▶ **Collected data entries**:
begin
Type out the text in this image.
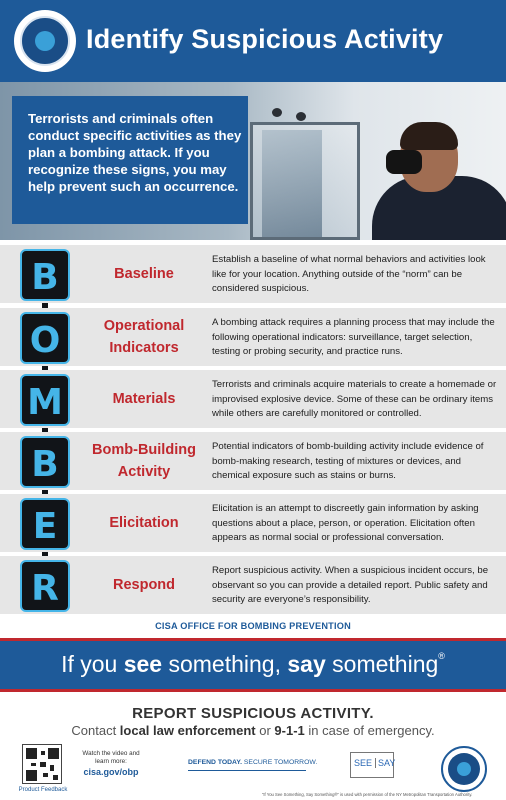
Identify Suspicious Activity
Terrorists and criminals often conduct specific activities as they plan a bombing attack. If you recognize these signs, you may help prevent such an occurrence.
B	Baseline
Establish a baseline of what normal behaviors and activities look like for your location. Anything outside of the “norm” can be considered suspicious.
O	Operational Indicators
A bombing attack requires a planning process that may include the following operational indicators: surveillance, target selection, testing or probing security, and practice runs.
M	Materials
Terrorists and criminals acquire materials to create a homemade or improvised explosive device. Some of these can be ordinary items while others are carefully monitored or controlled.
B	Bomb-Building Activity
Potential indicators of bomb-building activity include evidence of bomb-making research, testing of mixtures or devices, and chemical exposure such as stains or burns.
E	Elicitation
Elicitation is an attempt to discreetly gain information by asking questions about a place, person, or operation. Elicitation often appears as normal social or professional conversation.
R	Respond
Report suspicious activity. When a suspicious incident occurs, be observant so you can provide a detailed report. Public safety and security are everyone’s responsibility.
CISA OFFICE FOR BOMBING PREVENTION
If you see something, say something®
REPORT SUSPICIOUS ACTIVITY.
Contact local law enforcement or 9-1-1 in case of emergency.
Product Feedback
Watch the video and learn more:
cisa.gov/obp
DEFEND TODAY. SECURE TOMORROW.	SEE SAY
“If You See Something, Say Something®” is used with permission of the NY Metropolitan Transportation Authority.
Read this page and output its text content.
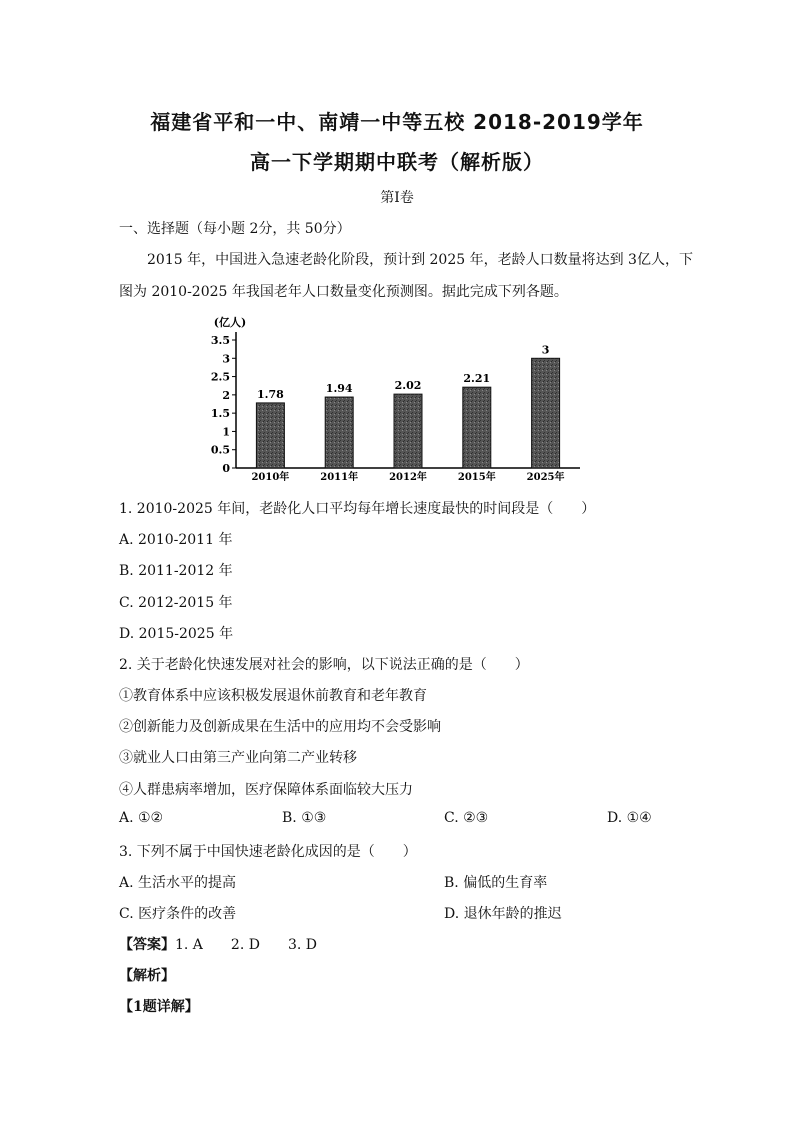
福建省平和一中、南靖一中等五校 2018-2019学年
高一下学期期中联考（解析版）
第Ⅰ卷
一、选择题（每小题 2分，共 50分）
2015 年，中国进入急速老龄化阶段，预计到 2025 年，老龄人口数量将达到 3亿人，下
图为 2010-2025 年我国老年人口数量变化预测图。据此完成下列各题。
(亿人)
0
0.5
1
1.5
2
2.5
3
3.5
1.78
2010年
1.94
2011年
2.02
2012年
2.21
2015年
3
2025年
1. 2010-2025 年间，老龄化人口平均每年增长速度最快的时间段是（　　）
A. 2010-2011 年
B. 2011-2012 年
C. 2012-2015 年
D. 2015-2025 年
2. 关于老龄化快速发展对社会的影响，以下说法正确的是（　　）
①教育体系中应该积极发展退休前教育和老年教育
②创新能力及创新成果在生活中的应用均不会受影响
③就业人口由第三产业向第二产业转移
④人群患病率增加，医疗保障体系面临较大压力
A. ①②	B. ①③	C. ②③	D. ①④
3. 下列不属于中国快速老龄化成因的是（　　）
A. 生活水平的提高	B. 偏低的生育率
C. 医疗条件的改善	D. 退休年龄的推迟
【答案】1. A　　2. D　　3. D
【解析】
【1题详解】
end
begin
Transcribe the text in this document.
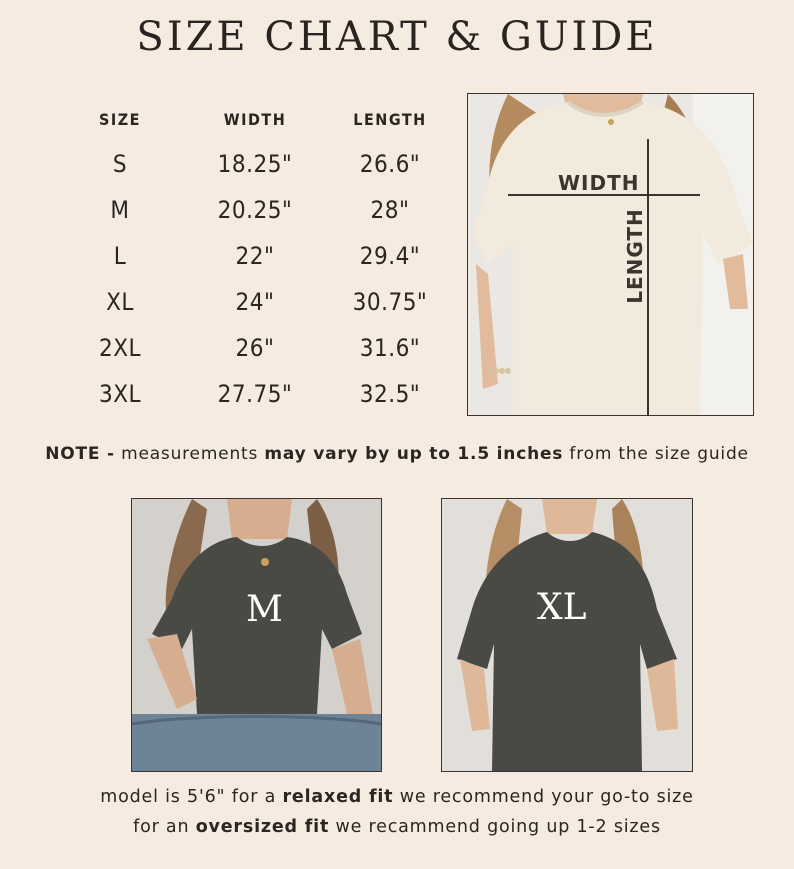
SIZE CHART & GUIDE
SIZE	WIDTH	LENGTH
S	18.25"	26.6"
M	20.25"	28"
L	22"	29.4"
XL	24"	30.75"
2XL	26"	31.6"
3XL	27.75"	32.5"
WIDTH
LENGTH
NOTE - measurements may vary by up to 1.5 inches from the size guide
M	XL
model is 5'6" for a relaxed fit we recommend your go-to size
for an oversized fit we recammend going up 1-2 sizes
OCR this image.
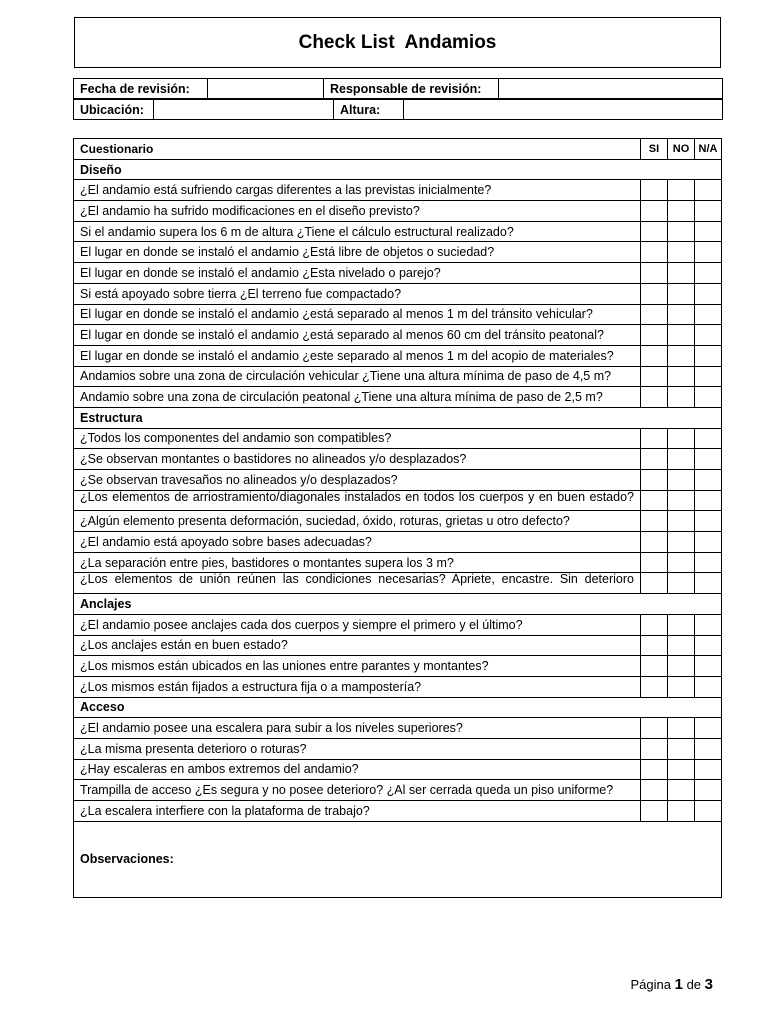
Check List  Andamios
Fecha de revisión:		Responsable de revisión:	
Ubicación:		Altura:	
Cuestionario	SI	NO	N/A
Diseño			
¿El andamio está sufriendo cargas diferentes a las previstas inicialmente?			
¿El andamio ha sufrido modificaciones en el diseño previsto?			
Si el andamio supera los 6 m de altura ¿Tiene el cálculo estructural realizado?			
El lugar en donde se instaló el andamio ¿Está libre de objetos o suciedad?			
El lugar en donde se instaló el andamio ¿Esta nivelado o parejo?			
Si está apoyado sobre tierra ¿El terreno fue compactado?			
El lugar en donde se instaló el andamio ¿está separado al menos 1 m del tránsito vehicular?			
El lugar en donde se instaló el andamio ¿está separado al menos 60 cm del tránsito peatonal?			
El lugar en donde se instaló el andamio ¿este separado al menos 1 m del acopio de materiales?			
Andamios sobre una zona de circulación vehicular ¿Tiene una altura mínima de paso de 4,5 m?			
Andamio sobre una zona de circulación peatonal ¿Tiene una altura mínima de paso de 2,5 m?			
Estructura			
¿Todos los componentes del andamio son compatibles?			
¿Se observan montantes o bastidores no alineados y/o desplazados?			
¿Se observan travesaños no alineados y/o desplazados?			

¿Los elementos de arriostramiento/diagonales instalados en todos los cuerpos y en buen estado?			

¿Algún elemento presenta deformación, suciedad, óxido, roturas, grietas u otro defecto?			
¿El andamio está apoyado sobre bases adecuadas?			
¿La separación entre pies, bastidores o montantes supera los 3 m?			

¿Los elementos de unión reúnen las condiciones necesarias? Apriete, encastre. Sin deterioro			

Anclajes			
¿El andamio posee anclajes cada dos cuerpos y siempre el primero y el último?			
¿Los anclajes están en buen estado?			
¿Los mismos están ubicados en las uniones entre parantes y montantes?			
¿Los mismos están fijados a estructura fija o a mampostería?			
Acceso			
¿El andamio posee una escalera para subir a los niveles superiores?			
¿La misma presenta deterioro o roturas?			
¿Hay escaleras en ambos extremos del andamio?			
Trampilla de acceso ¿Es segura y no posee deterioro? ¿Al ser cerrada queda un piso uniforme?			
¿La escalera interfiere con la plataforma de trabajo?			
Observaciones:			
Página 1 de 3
end
begin
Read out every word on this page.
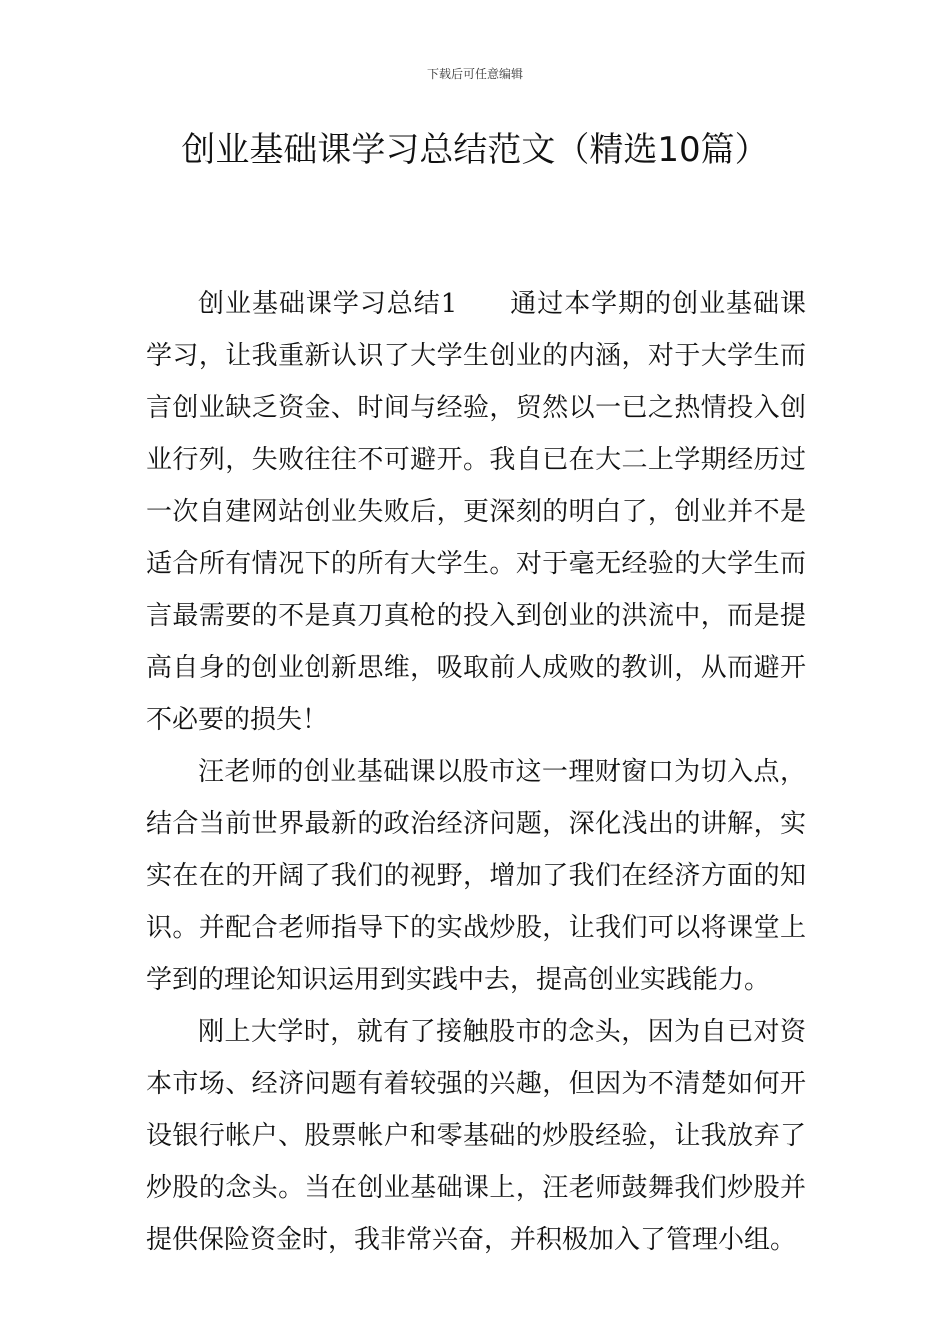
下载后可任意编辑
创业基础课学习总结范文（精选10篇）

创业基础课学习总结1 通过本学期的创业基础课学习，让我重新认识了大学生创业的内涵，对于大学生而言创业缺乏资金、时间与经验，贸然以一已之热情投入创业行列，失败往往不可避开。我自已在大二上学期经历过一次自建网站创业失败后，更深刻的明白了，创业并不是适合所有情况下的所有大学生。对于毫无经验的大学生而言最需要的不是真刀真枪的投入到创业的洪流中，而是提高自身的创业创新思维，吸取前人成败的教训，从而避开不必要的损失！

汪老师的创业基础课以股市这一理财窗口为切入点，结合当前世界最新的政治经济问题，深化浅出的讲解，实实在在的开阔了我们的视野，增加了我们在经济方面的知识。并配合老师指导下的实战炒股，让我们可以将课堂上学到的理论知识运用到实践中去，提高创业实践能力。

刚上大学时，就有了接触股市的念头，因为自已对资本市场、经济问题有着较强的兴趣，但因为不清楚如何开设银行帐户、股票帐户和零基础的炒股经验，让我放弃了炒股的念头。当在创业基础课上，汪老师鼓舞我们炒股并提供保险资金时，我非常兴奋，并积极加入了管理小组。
end
▶ **EXERCISE DIRECTIONS**: How many lines of the listing above include the word "separado"? State the number and nothing else.

▶ **SOLUTION TO THE PROBLEM**: 3